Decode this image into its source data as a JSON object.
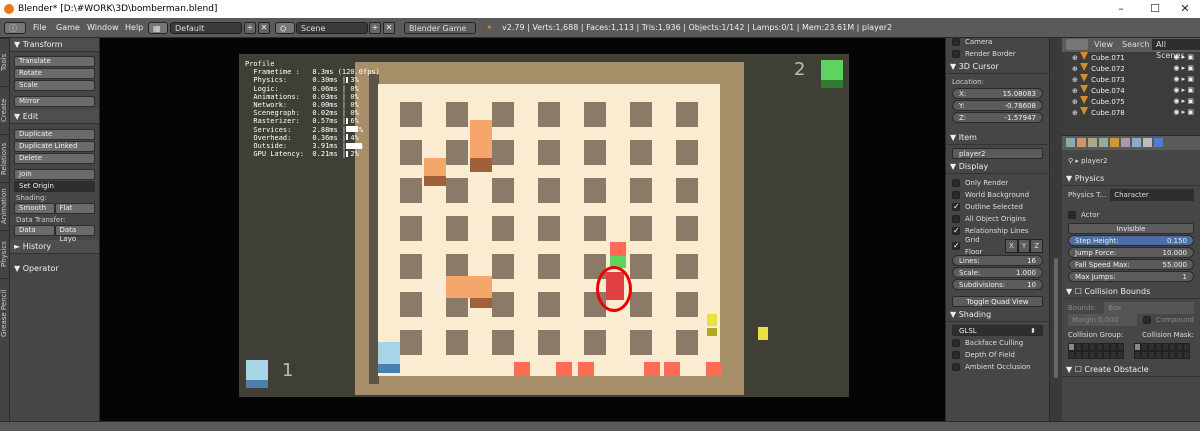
{
  "window": {
    "title": "Blender* [D:\\#WORK\\3D\\bomberman.blend]",
    "min": "–",
    "max": "☐",
    "close": "✕"
  },
  "menu": {
    "items": [
      "File",
      "Game",
      "Window",
      "Help"
    ],
    "screen": "Default",
    "scene": "Scene",
    "engine": "Blender Game",
    "stats": "v2.79 | Verts:1,688 | Faces:1,113 | Tris:1,936 | Objects:1/142 | Lamps:0/1 | Mem:23.61M | player2"
  },
  "tabs": [
    "Tools",
    "Create",
    "Relations",
    "Animation",
    "Physics",
    "Grease Pencil"
  ],
  "toolshelf": {
    "transform": "Transform",
    "translate": "Translate",
    "rotate": "Rotate",
    "scale": "Scale",
    "mirror": "Mirror",
    "edit": "Edit",
    "duplicate": "Duplicate",
    "duplicate_linked": "Duplicate Linked",
    "delete": "Delete",
    "join": "Join",
    "set_origin": "Set Origin",
    "shading": "Shading:",
    "smooth": "Smooth",
    "flat": "Flat",
    "data_transfer": "Data Transfer:",
    "data": "Data",
    "data_layo": "Data Layo",
    "history": "History",
    "operator": "Operator"
  },
  "profile": {
    "text": "Profile\n  Frametime :   8.3ms (120.0fps)\n  Physics:      0.30ms | 3%\n  Logic:        0.06ms | 0%\n  Animations:   0.03ms | 0%\n  Network:      0.00ms | 0%\n  Scenegraph:   0.02ms | 0%\n  Rasterizer:   0.57ms | 6%\n  Services:     2.88ms | 34%\n  Overhead:     0.36ms | 4%\n  Outside:      3.91ms | 46%\n  GPU Latency:  0.21ms | 2%",
    "bars": [
      3,
      0,
      0,
      0,
      0,
      6,
      34,
      4,
      46,
      2
    ]
  },
  "players": {
    "p1": "1",
    "p2": "2",
    "p1_color": "#a8d4e8",
    "p2_color": "#5fd35f"
  },
  "middle": {
    "camera": "Camera",
    "render_border": "Render Border",
    "cursor": "3D Cursor",
    "location": "Location:",
    "x_label": "X:",
    "x": "15.08083",
    "y_label": "Y:",
    "y": "-0.78608",
    "z_label": "Z:",
    "z": "-1.57947",
    "item": "Item",
    "item_name": "player2",
    "display": "Display",
    "only_render": "Only Render",
    "world_bg": "World Background",
    "outline": "Outline Selected",
    "all_origins": "All Object Origins",
    "rel_lines": "Relationship Lines",
    "grid_floor": "Grid Floor",
    "gx": "X",
    "gy": "Y",
    "gz": "Z",
    "lines_label": "Lines:",
    "lines": "16",
    "scale_label": "Scale:",
    "scale": "1.000",
    "subdiv_label": "Subdivisions:",
    "subdiv": "10",
    "quad": "Toggle Quad View",
    "shading": "Shading",
    "glsl": "GLSL",
    "backface": "Backface Culling",
    "dof": "Depth Of Field",
    "ao": "Ambient Occlusion"
  },
  "outliner": {
    "view": "View",
    "search": "Search",
    "all_scenes": "All Scenes",
    "items": [
      "Cube.071",
      "Cube.072",
      "Cube.073",
      "Cube.074",
      "Cube.075",
      "Cube.078"
    ]
  },
  "props": {
    "obj": "player2",
    "physics": "Physics",
    "type_label": "Physics T...",
    "type": "Character",
    "actor": "Actor",
    "invisible": "Invisible",
    "step_label": "Step Height:",
    "step": "0.150",
    "jump_label": "Jump Force:",
    "jump": "10.000",
    "fall_label": "Fall Speed Max:",
    "fall": "55.000",
    "jumps_label": "Max Jumps:",
    "jumps": "1",
    "collision": "Collision Bounds",
    "bounds_label": "Bounds:",
    "bounds": "Box",
    "margin": "Margin 0.000",
    "compound": "Compound",
    "cgroup": "Collision Group:",
    "cmask": "Collision Mask:",
    "obstacle": "Create Obstacle"
  }
}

§ **GIVEN REQUEST**
Print the complete listing exactly as it stands, without its pictures.

§ **TASK SOLUTION**
Decode this image into its source data as a JSON object.
{
  "window": {
    "title": "Blender* [D:\\#WORK\\3D\\bomberman.blend]",
    "min": "–",
    "max": "☐",
    "close": "✕"
  },
  "menu": {
    "items": [
      "File",
      "Game",
      "Window",
      "Help"
    ],
    "screen": "Default",
    "scene": "Scene",
    "engine": "Blender Game",
    "stats": "v2.79 | Verts:1,688 | Faces:1,113 | Tris:1,936 | Objects:1/142 | Lamps:0/1 | Mem:23.61M | player2"
  },
  "tabs": [
    "Tools",
    "Create",
    "Relations",
    "Animation",
    "Physics",
    "Grease Pencil"
  ],
  "toolshelf": {
    "transform": "Transform",
    "translate": "Translate",
    "rotate": "Rotate",
    "scale": "Scale",
    "mirror": "Mirror",
    "edit": "Edit",
    "duplicate": "Duplicate",
    "duplicate_linked": "Duplicate Linked",
    "delete": "Delete",
    "join": "Join",
    "set_origin": "Set Origin",
    "shading": "Shading:",
    "smooth": "Smooth",
    "flat": "Flat",
    "data_transfer": "Data Transfer:",
    "data": "Data",
    "data_layo": "Data Layo",
    "history": "History",
    "operator": "Operator"
  },
  "profile": {
    "text": "Profile\n  Frametime :   8.3ms (120.0fps)\n  Physics:      0.30ms | 3%\n  Logic:        0.06ms | 0%\n  Animations:   0.03ms | 0%\n  Network:      0.00ms | 0%\n  Scenegraph:   0.02ms | 0%\n  Rasterizer:   0.57ms | 6%\n  Services:     2.88ms | 34%\n  Overhead:     0.36ms | 4%\n  Outside:      3.91ms | 46%\n  GPU Latency:  0.21ms | 2%",
    "bars": [
      3,
      0,
      0,
      0,
      0,
      6,
      34,
      4,
      46,
      2
    ]
  },
  "players": {
    "p1": "1",
    "p2": "2",
    "p1_color": "#a8d4e8",
    "p2_color": "#5fd35f"
  },
  "middle": {
    "camera": "Camera",
    "render_border": "Render Border",
    "cursor": "3D Cursor",
    "location": "Location:",
    "x_label": "X:",
    "x": "15.08083",
    "y_label": "Y:",
    "y": "-0.78608",
    "z_label": "Z:",
    "z": "-1.57947",
    "item": "Item",
    "item_name": "player2",
    "display": "Display",
    "only_render": "Only Render",
    "world_bg": "World Background",
    "outline": "Outline Selected",
    "all_origins": "All Object Origins",
    "rel_lines": "Relationship Lines",
    "grid_floor": "Grid Floor",
    "gx": "X",
    "gy": "Y",
    "gz": "Z",
    "lines_label": "Lines:",
    "lines": "16",
    "scale_label": "Scale:",
    "scale": "1.000",
    "subdiv_label": "Subdivisions:",
    "subdiv": "10",
    "quad": "Toggle Quad View",
    "shading": "Shading",
    "glsl": "GLSL",
    "backface": "Backface Culling",
    "dof": "Depth Of Field",
    "ao": "Ambient Occlusion"
  },
  "outliner": {
    "view": "View",
    "search": "Search",
    "all_scenes": "All Scenes",
    "items": [
      "Cube.071",
      "Cube.072",
      "Cube.073",
      "Cube.074",
      "Cube.075",
      "Cube.078"
    ]
  },
  "props": {
    "obj": "player2",
    "physics": "Physics",
    "type_label": "Physics T...",
    "type": "Character",
    "actor": "Actor",
    "invisible": "Invisible",
    "step_label": "Step Height:",
    "step": "0.150",
    "jump_label": "Jump Force:",
    "jump": "10.000",
    "fall_label": "Fall Speed Max:",
    "fall": "55.000",
    "jumps_label": "Max Jumps:",
    "jumps": "1",
    "collision": "Collision Bounds",
    "bounds_label": "Bounds:",
    "bounds": "Box",
    "margin": "Margin 0.000",
    "compound": "Compound",
    "cgroup": "Collision Group:",
    "cmask": "Collision Mask:",
    "obstacle": "Create Obstacle"
  }
}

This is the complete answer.